- **Extracted material**
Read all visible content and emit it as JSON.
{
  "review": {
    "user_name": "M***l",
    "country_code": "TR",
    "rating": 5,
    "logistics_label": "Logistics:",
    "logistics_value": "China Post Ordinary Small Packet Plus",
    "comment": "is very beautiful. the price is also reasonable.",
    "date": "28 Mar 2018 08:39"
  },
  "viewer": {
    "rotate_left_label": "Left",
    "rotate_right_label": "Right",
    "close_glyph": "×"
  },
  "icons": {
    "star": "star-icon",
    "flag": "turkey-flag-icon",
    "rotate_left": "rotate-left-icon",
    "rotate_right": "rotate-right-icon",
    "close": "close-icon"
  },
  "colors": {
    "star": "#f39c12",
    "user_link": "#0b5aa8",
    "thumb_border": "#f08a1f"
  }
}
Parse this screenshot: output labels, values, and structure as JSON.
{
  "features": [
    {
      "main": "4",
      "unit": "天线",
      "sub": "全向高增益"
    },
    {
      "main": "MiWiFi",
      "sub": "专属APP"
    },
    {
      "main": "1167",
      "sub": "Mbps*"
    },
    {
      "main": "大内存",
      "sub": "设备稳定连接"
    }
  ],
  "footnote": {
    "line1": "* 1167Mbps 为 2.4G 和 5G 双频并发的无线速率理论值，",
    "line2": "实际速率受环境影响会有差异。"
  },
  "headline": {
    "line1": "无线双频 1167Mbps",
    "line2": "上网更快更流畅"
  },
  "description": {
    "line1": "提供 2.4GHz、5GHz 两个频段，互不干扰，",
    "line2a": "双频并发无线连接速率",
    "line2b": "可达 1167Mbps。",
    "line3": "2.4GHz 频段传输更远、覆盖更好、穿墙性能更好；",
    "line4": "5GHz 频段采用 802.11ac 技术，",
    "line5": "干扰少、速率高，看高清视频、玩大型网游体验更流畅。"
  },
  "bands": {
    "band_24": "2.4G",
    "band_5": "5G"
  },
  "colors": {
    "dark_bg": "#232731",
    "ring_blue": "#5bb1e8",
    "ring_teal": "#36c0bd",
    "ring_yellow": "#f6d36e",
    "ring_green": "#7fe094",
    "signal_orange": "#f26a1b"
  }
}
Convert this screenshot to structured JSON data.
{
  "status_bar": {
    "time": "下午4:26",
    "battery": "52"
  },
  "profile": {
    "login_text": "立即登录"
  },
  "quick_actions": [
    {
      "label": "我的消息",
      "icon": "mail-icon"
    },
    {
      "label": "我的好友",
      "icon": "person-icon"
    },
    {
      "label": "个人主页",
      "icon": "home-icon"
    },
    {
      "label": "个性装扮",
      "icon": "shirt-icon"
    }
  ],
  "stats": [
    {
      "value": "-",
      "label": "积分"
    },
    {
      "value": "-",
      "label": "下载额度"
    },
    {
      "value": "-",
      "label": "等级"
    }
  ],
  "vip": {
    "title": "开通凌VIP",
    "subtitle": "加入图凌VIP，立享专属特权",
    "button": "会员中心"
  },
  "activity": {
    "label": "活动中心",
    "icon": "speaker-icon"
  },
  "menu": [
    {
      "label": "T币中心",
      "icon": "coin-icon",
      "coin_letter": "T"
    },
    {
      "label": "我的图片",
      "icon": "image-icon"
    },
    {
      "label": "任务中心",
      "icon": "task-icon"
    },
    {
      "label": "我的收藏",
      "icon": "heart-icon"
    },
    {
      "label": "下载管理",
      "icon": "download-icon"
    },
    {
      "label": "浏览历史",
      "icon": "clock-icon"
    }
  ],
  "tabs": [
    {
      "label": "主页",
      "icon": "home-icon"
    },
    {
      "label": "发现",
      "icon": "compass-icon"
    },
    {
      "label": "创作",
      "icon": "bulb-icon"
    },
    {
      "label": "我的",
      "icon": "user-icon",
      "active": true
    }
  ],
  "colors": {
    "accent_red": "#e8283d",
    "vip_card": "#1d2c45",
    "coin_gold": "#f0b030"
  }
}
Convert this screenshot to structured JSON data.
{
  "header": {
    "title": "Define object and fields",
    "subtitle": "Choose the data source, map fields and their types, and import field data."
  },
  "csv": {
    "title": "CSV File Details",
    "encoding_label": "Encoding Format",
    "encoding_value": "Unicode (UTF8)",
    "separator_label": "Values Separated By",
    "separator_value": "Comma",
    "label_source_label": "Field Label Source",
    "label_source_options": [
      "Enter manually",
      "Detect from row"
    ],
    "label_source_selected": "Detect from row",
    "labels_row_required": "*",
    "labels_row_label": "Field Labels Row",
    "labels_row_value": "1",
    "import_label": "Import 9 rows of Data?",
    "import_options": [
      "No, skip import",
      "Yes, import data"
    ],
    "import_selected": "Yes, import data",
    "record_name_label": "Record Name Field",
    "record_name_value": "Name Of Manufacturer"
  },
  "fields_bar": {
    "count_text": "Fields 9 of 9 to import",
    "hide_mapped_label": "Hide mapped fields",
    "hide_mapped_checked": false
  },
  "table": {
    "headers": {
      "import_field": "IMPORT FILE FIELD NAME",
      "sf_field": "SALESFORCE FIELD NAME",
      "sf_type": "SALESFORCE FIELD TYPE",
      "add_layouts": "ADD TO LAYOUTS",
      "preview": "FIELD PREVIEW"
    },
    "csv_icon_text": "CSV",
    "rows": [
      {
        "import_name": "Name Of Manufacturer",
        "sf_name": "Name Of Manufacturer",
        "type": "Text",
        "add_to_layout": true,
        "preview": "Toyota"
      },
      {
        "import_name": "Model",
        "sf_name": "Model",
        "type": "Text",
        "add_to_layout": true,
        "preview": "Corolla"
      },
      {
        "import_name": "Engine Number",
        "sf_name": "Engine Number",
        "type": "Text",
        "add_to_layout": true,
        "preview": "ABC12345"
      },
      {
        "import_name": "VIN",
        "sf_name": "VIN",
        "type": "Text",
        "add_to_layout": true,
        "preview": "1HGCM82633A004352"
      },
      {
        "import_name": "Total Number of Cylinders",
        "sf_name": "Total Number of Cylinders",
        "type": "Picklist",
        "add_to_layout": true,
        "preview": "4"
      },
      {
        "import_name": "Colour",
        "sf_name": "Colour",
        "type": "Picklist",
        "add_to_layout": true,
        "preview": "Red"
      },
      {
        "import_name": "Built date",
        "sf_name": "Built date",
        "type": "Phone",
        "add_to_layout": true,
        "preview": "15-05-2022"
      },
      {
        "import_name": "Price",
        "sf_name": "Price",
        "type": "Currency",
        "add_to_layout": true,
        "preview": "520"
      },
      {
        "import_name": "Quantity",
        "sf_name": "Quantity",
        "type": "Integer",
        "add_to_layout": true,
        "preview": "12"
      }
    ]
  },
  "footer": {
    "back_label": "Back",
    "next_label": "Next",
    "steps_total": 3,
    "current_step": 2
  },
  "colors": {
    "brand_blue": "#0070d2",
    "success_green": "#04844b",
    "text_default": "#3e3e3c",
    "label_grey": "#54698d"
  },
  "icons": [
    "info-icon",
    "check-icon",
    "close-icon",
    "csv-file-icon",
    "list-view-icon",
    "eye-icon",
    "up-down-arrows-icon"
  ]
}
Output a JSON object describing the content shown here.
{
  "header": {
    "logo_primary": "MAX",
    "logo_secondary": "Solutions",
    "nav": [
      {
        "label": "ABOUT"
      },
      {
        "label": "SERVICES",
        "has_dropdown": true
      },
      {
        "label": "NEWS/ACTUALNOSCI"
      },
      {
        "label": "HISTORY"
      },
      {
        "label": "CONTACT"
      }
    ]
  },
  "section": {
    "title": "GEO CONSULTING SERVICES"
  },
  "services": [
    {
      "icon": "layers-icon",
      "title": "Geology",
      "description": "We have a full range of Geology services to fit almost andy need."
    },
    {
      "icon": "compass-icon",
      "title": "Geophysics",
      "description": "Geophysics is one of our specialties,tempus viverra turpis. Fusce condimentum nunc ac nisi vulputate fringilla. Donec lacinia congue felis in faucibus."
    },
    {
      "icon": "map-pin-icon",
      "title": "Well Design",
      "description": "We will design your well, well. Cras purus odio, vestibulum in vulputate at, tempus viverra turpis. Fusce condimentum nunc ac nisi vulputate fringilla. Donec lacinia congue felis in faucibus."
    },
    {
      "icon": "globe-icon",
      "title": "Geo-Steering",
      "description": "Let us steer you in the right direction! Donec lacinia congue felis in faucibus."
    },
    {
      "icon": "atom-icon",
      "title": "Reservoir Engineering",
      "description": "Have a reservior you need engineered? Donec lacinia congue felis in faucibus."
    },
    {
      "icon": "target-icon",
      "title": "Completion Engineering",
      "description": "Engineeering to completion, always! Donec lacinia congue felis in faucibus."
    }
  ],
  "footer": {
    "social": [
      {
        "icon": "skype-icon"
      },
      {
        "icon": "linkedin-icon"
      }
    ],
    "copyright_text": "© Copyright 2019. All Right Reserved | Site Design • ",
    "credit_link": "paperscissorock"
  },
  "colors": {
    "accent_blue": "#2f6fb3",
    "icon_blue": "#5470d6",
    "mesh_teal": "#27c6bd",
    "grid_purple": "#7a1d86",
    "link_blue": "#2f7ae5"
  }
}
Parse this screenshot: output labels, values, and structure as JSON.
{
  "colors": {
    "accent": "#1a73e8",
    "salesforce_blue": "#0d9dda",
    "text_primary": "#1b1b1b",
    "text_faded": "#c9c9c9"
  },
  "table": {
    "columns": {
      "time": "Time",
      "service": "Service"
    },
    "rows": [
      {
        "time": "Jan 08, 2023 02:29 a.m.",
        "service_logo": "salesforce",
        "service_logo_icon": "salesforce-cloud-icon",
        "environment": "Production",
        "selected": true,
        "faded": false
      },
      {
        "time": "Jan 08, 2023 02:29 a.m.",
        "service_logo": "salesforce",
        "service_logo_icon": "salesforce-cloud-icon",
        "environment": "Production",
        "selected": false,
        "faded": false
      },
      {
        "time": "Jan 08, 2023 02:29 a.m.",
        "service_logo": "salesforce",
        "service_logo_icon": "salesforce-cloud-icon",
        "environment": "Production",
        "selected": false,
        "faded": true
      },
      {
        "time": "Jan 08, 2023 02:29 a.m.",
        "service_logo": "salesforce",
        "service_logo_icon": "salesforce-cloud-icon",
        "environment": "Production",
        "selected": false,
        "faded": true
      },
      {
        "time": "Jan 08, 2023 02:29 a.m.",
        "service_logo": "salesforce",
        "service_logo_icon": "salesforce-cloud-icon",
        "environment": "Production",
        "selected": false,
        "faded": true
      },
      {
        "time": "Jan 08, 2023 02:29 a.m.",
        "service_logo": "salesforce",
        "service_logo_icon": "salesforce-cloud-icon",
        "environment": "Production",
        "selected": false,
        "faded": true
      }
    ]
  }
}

- **Work to be completed**
Search the records for the word "compass", then list every line that has it.

- **Exercise response**
      "icon": "compass-icon"
      "icon": "compass-icon",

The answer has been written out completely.